── RECORDS

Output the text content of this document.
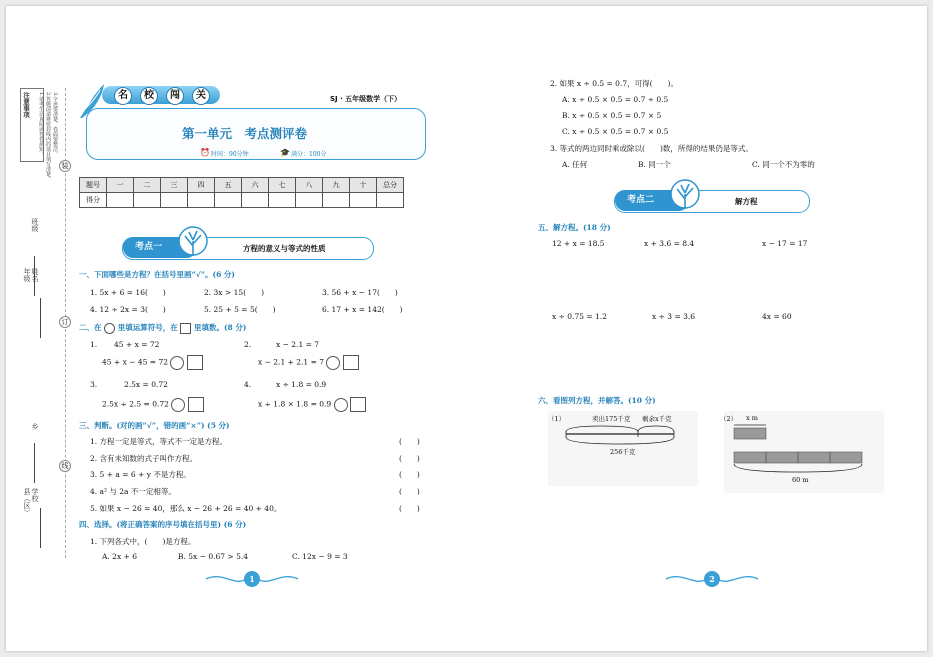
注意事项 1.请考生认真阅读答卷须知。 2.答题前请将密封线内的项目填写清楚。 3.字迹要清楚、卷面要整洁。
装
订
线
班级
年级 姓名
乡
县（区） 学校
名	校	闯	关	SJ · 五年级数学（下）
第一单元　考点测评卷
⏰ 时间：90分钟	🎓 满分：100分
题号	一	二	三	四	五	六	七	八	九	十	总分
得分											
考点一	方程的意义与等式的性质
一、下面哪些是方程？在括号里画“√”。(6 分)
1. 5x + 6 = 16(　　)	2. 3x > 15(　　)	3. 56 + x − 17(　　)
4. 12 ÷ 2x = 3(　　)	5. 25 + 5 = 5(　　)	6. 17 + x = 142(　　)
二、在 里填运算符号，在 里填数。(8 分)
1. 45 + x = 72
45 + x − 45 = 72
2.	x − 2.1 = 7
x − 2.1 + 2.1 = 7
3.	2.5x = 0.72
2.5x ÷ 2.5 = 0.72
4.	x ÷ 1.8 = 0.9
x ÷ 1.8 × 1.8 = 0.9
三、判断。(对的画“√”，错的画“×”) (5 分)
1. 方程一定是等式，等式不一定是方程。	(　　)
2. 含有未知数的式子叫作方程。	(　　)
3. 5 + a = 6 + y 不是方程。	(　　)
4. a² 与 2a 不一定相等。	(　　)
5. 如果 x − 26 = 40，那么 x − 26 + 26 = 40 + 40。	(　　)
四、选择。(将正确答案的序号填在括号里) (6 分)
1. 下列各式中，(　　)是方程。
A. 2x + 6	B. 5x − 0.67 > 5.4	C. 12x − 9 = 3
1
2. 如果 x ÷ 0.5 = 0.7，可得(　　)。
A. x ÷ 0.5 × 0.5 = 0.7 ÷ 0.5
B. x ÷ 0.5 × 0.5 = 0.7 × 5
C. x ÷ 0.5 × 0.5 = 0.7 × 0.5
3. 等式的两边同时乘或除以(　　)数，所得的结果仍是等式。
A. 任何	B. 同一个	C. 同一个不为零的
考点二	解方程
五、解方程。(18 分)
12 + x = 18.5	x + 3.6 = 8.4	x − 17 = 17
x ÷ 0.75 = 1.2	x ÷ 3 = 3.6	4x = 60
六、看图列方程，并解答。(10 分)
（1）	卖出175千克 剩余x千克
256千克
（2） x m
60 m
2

────

THE REQUEST: Leave images out of the retyped records; keep all else exact.

EXERCISE SOLUTION:
Output the text content of this document.
注意事项 1.请考生认真阅读答卷须知。 2.答题前请将密封线内的项目填写清楚。 3.字迹要清楚、卷面要整洁。
装
订
线
班级
年级 姓名
乡
县（区） 学校
名	校	闯	关	SJ · 五年级数学（下）
第一单元　考点测评卷
⏰ 时间：90分钟	🎓 满分：100分
题号	一	二	三	四	五	六	七	八	九	十	总分
得分											
考点一	方程的意义与等式的性质
一、下面哪些是方程？在括号里画“√”。(6 分)
1. 5x + 6 = 16(　　)	2. 3x > 15(　　)	3. 56 + x − 17(　　)
4. 12 ÷ 2x = 3(　　)	5. 25 + 5 = 5(　　)	6. 17 + x = 142(　　)
二、在 里填运算符号，在 里填数。(8 分)
1. 45 + x = 72
45 + x − 45 = 72
2.	x − 2.1 = 7
x − 2.1 + 2.1 = 7
3.	2.5x = 0.72
2.5x ÷ 2.5 = 0.72
4.	x ÷ 1.8 = 0.9
x ÷ 1.8 × 1.8 = 0.9
三、判断。(对的画“√”，错的画“×”) (5 分)
1. 方程一定是等式，等式不一定是方程。	(　　)
2. 含有未知数的式子叫作方程。	(　　)
3. 5 + a = 6 + y 不是方程。	(　　)
4. a² 与 2a 不一定相等。	(　　)
5. 如果 x − 26 = 40，那么 x − 26 + 26 = 40 + 40。	(　　)
四、选择。(将正确答案的序号填在括号里) (6 分)
1. 下列各式中，(　　)是方程。
A. 2x + 6	B. 5x − 0.67 > 5.4	C. 12x − 9 = 3
1
2. 如果 x ÷ 0.5 = 0.7，可得(　　)。
A. x ÷ 0.5 × 0.5 = 0.7 ÷ 0.5
B. x ÷ 0.5 × 0.5 = 0.7 × 5
C. x ÷ 0.5 × 0.5 = 0.7 × 0.5
3. 等式的两边同时乘或除以(　　)数，所得的结果仍是等式。
A. 任何	B. 同一个	C. 同一个不为零的
考点二	解方程
五、解方程。(18 分)
12 + x = 18.5	x + 3.6 = 8.4	x − 17 = 17
x ÷ 0.75 = 1.2	x ÷ 3 = 3.6	4x = 60
六、看图列方程，并解答。(10 分)
（1）	卖出175千克 剩余x千克
256千克
（2） x m
60 m
2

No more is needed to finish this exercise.